▸ **Extracted entries**
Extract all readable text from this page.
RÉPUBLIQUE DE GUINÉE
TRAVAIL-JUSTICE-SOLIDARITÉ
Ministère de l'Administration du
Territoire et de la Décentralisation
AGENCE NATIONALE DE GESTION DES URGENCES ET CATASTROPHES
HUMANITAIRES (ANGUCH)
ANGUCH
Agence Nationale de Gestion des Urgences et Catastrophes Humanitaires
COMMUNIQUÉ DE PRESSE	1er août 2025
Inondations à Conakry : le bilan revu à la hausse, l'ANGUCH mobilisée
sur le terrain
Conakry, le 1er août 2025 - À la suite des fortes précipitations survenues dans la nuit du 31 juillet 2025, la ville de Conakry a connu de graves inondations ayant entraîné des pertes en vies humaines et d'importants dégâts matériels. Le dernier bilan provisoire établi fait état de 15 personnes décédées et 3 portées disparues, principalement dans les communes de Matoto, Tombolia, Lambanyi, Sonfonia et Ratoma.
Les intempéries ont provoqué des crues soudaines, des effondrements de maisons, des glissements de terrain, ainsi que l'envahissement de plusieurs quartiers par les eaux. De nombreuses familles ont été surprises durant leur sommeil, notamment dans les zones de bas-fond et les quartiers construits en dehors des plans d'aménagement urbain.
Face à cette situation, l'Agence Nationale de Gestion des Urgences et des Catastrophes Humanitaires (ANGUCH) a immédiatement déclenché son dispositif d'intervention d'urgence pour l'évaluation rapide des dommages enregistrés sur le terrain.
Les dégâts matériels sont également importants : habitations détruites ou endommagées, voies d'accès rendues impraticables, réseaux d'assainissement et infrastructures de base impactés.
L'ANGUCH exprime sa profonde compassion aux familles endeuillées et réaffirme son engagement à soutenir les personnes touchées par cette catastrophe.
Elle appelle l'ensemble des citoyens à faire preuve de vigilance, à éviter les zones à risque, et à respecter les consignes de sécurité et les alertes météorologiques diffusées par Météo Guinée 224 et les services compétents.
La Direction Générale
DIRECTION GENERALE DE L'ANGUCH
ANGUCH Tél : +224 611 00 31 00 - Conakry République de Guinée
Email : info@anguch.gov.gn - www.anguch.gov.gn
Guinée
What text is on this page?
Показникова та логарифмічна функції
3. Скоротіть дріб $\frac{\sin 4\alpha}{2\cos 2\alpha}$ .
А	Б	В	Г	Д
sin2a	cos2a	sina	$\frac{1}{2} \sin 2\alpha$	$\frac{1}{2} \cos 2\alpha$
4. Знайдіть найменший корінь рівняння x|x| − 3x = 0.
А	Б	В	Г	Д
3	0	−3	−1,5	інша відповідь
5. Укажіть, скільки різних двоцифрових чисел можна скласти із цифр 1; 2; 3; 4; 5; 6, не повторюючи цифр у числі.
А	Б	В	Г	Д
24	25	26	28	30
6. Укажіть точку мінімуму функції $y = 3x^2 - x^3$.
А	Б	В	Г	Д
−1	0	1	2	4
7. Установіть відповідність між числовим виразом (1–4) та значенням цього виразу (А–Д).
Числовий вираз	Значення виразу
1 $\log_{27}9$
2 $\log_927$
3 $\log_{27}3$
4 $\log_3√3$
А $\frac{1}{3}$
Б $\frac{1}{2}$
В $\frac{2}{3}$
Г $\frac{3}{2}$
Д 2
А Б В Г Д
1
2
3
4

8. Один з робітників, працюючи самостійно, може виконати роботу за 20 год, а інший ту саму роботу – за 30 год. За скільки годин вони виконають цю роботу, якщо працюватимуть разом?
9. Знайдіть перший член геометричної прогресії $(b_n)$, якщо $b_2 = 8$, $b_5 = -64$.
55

▸ **Problem details**
Transcribe the records above exactly as they appear.

▸ **Worked solution**
Extract all readable text from this page.
RÉPUBLIQUE DE GUINÉE
TRAVAIL-JUSTICE-SOLIDARITÉ
Ministère de l'Administration du
Territoire et de la Décentralisation
AGENCE NATIONALE DE GESTION DES URGENCES ET CATASTROPHES
HUMANITAIRES (ANGUCH)
ANGUCH
Agence Nationale de Gestion des Urgences et Catastrophes Humanitaires
COMMUNIQUÉ DE PRESSE	1er août 2025
Inondations à Conakry : le bilan revu à la hausse, l'ANGUCH mobilisée
sur le terrain
Conakry, le 1er août 2025 - À la suite des fortes précipitations survenues dans la nuit du 31 juillet 2025, la ville de Conakry a connu de graves inondations ayant entraîné des pertes en vies humaines et d'importants dégâts matériels. Le dernier bilan provisoire établi fait état de 15 personnes décédées et 3 portées disparues, principalement dans les communes de Matoto, Tombolia, Lambanyi, Sonfonia et Ratoma.
Les intempéries ont provoqué des crues soudaines, des effondrements de maisons, des glissements de terrain, ainsi que l'envahissement de plusieurs quartiers par les eaux. De nombreuses familles ont été surprises durant leur sommeil, notamment dans les zones de bas-fond et les quartiers construits en dehors des plans d'aménagement urbain.
Face à cette situation, l'Agence Nationale de Gestion des Urgences et des Catastrophes Humanitaires (ANGUCH) a immédiatement déclenché son dispositif d'intervention d'urgence pour l'évaluation rapide des dommages enregistrés sur le terrain.
Les dégâts matériels sont également importants : habitations détruites ou endommagées, voies d'accès rendues impraticables, réseaux d'assainissement et infrastructures de base impactés.
L'ANGUCH exprime sa profonde compassion aux familles endeuillées et réaffirme son engagement à soutenir les personnes touchées par cette catastrophe.
Elle appelle l'ensemble des citoyens à faire preuve de vigilance, à éviter les zones à risque, et à respecter les consignes de sécurité et les alertes météorologiques diffusées par Météo Guinée 224 et les services compétents.
La Direction Générale
DIRECTION GENERALE DE L'ANGUCH
ANGUCH Tél : +224 611 00 31 00 - Conakry République de Guinée
Email : info@anguch.gov.gn - www.anguch.gov.gn
Guinée
What text is on this page?
Показникова та логарифмічна функції
3. Скоротіть дріб $\frac{\sin 4\alpha}{2\cos 2\alpha}$ .
А	Б	В	Г	Д
sin2a	cos2a	sina	$\frac{1}{2} \sin 2\alpha$	$\frac{1}{2} \cos 2\alpha$
4. Знайдіть найменший корінь рівняння x|x| − 3x = 0.
А	Б	В	Г	Д
3	0	−3	−1,5	інша відповідь
5. Укажіть, скільки різних двоцифрових чисел можна скласти із цифр 1; 2; 3; 4; 5; 6, не повторюючи цифр у числі.
А	Б	В	Г	Д
24	25	26	28	30
6. Укажіть точку мінімуму функції $y = 3x^2 - x^3$.
А	Б	В	Г	Д
−1	0	1	2	4
7. Установіть відповідність між числовим виразом (1–4) та значенням цього виразу (А–Д).
Числовий вираз	Значення виразу
1 $\log_{27}9$
2 $\log_927$
3 $\log_{27}3$
4 $\log_3√3$
А $\frac{1}{3}$
Б $\frac{1}{2}$
В $\frac{2}{3}$
Г $\frac{3}{2}$
Д 2
А Б В Г Д
1
2
3
4

8. Один з робітників, працюючи самостійно, може виконати роботу за 20 год, а інший ту саму роботу – за 30 год. За скільки годин вони виконають цю роботу, якщо працюватимуть разом?
9. Знайдіть перший член геометричної прогресії $(b_n)$, якщо $b_2 = 8$, $b_5 = -64$.
55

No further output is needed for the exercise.